• _SET TASK_: Where the data below has the string "false", return the whole line.

• _DATA PROVIDED_:
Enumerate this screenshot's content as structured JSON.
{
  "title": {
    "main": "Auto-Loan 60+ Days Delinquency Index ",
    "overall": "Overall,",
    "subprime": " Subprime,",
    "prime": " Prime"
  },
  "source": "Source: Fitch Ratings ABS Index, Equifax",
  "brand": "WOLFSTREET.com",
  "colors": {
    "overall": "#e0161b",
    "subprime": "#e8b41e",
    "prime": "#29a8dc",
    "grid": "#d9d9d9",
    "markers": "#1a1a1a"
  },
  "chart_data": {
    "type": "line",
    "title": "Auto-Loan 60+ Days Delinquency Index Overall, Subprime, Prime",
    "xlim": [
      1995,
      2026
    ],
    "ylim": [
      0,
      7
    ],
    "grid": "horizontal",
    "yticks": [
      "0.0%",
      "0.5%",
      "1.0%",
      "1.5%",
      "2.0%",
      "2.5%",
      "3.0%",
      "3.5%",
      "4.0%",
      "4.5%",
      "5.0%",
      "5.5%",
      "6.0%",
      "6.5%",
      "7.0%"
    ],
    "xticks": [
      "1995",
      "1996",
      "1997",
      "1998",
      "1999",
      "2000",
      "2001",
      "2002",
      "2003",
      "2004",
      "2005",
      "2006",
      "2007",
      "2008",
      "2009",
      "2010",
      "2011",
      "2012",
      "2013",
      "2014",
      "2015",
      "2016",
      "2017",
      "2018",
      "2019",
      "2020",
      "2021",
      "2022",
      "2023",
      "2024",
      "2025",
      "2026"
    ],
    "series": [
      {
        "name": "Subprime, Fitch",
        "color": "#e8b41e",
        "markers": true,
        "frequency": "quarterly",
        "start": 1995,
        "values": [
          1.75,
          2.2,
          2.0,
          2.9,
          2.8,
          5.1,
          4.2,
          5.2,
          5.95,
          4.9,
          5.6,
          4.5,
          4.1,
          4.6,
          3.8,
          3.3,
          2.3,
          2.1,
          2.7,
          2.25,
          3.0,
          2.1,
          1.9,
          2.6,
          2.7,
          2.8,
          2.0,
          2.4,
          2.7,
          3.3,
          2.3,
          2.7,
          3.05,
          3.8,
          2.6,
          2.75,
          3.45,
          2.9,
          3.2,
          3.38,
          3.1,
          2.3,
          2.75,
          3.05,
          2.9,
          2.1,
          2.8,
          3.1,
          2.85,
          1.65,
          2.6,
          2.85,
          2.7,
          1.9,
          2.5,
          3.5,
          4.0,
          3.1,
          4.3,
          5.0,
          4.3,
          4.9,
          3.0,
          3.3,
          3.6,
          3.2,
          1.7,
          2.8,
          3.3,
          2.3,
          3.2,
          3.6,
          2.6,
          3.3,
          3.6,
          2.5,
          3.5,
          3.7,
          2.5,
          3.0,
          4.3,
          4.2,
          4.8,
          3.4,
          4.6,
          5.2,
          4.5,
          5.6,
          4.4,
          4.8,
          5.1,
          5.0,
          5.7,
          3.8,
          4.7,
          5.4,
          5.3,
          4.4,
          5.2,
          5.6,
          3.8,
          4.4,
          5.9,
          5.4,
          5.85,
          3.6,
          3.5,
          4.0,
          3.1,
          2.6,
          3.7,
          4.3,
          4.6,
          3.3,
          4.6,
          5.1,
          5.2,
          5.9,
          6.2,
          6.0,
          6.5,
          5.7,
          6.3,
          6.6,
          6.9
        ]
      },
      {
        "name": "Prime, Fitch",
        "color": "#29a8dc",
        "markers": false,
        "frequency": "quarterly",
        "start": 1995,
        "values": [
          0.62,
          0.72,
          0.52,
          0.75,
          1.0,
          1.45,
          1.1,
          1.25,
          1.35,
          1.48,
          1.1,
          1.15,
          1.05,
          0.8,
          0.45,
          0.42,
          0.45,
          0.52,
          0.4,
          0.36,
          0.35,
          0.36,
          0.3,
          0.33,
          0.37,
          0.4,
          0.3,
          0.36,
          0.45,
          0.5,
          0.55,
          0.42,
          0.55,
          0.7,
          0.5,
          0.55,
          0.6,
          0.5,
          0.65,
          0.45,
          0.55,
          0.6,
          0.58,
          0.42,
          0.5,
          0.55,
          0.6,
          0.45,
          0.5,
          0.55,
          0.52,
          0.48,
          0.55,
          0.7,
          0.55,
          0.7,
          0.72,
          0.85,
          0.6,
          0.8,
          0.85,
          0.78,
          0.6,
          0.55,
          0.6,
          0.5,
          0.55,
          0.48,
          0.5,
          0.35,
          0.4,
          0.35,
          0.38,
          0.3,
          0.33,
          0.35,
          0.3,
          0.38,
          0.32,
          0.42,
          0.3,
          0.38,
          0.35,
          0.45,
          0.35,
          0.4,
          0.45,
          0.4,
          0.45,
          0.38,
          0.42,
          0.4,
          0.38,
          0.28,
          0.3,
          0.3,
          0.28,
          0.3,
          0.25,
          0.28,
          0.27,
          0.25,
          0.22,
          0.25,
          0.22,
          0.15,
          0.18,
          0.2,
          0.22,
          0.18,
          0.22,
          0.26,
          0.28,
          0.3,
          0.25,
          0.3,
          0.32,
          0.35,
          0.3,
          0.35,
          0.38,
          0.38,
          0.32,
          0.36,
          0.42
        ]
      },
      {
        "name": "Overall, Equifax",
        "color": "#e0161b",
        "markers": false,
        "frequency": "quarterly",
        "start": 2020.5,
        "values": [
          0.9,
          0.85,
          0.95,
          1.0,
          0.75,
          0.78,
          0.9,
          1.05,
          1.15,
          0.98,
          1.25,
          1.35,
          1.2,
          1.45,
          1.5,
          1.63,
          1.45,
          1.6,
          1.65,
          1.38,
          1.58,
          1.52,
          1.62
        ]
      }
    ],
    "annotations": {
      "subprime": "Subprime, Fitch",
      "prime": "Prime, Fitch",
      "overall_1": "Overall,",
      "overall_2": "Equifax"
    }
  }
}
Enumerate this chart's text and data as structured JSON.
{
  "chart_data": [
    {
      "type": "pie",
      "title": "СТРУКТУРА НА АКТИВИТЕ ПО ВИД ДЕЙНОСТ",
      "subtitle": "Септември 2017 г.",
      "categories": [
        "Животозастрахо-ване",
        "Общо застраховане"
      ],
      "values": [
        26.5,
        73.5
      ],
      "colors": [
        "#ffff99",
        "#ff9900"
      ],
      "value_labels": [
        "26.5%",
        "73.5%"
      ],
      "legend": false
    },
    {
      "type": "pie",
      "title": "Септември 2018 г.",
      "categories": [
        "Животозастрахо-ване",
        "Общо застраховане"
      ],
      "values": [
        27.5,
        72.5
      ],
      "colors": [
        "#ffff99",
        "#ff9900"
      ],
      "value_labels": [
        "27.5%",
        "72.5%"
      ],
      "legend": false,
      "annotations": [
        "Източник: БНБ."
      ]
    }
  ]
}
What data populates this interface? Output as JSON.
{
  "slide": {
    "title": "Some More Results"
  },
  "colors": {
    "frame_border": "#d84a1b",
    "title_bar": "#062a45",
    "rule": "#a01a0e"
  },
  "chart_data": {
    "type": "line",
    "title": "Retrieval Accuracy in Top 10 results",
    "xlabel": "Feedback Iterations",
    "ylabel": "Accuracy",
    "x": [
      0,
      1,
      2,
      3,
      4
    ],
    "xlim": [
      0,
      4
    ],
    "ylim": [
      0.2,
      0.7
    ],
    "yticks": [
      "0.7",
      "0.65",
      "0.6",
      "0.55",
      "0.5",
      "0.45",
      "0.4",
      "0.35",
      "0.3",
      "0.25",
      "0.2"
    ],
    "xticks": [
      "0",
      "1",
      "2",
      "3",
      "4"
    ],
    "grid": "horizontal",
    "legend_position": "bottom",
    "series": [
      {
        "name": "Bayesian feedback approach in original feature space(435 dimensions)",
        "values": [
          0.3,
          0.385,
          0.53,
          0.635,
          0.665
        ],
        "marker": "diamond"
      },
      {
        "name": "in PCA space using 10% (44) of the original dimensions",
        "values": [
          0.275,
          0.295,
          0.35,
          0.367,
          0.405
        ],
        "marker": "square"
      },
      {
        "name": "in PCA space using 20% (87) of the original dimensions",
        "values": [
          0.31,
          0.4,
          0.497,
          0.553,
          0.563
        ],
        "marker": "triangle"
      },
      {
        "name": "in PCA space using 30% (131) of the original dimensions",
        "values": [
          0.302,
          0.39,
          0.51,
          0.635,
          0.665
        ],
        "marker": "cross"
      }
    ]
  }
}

• _TASK ANSWER_:
        "markers": false,
        "markers": false,
      "legend": false
      "legend": false,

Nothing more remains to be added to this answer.